== PROVIDED RECORDS ==

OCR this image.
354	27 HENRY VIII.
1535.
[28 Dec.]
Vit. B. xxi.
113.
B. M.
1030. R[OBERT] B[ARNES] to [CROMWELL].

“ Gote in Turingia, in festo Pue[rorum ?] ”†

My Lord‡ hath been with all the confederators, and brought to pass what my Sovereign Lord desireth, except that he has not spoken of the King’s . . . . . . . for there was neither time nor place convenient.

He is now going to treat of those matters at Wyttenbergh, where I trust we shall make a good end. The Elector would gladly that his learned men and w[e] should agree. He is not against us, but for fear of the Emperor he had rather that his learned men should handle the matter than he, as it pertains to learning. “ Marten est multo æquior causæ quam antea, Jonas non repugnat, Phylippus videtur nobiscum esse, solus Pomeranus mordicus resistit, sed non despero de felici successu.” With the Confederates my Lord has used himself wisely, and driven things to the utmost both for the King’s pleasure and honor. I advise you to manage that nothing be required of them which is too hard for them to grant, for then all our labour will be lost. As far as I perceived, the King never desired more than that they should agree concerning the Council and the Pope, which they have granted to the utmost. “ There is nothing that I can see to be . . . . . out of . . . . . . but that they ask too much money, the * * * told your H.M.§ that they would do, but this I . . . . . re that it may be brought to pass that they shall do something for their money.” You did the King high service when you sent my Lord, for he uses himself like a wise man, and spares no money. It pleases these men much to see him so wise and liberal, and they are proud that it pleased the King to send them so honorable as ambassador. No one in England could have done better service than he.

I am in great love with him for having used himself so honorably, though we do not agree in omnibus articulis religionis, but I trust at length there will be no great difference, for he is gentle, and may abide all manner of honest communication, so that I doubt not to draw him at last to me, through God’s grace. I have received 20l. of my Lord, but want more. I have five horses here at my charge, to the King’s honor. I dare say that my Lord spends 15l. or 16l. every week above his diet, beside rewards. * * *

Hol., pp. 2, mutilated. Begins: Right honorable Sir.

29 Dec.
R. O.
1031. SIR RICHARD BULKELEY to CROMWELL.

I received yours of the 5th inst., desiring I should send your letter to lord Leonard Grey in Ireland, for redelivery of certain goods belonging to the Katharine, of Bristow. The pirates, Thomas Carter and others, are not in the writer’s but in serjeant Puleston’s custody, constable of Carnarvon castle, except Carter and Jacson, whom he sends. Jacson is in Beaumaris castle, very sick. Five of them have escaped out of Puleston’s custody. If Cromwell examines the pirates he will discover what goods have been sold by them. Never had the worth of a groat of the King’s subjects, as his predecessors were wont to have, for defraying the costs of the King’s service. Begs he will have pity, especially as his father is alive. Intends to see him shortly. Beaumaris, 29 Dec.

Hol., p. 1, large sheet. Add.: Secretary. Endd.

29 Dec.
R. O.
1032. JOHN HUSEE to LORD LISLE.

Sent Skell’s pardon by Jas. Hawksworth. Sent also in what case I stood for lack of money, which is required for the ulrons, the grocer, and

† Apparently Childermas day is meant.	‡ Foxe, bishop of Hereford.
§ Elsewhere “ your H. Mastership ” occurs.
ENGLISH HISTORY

===

WHAT IS NEEDED: Repeat the listing above without any change.

FULL OUTPUT:
OCR this image.
354	27 HENRY VIII.
1535.
[28 Dec.]
Vit. B. xxi.
113.
B. M.
1030. R[OBERT] B[ARNES] to [CROMWELL].

“ Gote in Turingia, in festo Pue[rorum ?] ”†

My Lord‡ hath been with all the confederators, and brought to pass what my Sovereign Lord desireth, except that he has not spoken of the King’s . . . . . . . for there was neither time nor place convenient.

He is now going to treat of those matters at Wyttenbergh, where I trust we shall make a good end. The Elector would gladly that his learned men and w[e] should agree. He is not against us, but for fear of the Emperor he had rather that his learned men should handle the matter than he, as it pertains to learning. “ Marten est multo æquior causæ quam antea, Jonas non repugnat, Phylippus videtur nobiscum esse, solus Pomeranus mordicus resistit, sed non despero de felici successu.” With the Confederates my Lord has used himself wisely, and driven things to the utmost both for the King’s pleasure and honor. I advise you to manage that nothing be required of them which is too hard for them to grant, for then all our labour will be lost. As far as I perceived, the King never desired more than that they should agree concerning the Council and the Pope, which they have granted to the utmost. “ There is nothing that I can see to be . . . . . out of . . . . . . but that they ask too much money, the * * * told your H.M.§ that they would do, but this I . . . . . re that it may be brought to pass that they shall do something for their money.” You did the King high service when you sent my Lord, for he uses himself like a wise man, and spares no money. It pleases these men much to see him so wise and liberal, and they are proud that it pleased the King to send them so honorable as ambassador. No one in England could have done better service than he.

I am in great love with him for having used himself so honorably, though we do not agree in omnibus articulis religionis, but I trust at length there will be no great difference, for he is gentle, and may abide all manner of honest communication, so that I doubt not to draw him at last to me, through God’s grace. I have received 20l. of my Lord, but want more. I have five horses here at my charge, to the King’s honor. I dare say that my Lord spends 15l. or 16l. every week above his diet, beside rewards. * * *

Hol., pp. 2, mutilated. Begins: Right honorable Sir.

29 Dec.
R. O.
1031. SIR RICHARD BULKELEY to CROMWELL.

I received yours of the 5th inst., desiring I should send your letter to lord Leonard Grey in Ireland, for redelivery of certain goods belonging to the Katharine, of Bristow. The pirates, Thomas Carter and others, are not in the writer’s but in serjeant Puleston’s custody, constable of Carnarvon castle, except Carter and Jacson, whom he sends. Jacson is in Beaumaris castle, very sick. Five of them have escaped out of Puleston’s custody. If Cromwell examines the pirates he will discover what goods have been sold by them. Never had the worth of a groat of the King’s subjects, as his predecessors were wont to have, for defraying the costs of the King’s service. Begs he will have pity, especially as his father is alive. Intends to see him shortly. Beaumaris, 29 Dec.

Hol., p. 1, large sheet. Add.: Secretary. Endd.

29 Dec.
R. O.
1032. JOHN HUSEE to LORD LISLE.

Sent Skell’s pardon by Jas. Hawksworth. Sent also in what case I stood for lack of money, which is required for the ulrons, the grocer, and

† Apparently Childermas day is meant.	‡ Foxe, bishop of Hereford.
§ Elsewhere “ your H. Mastership ” occurs.
ENGLISH HISTORY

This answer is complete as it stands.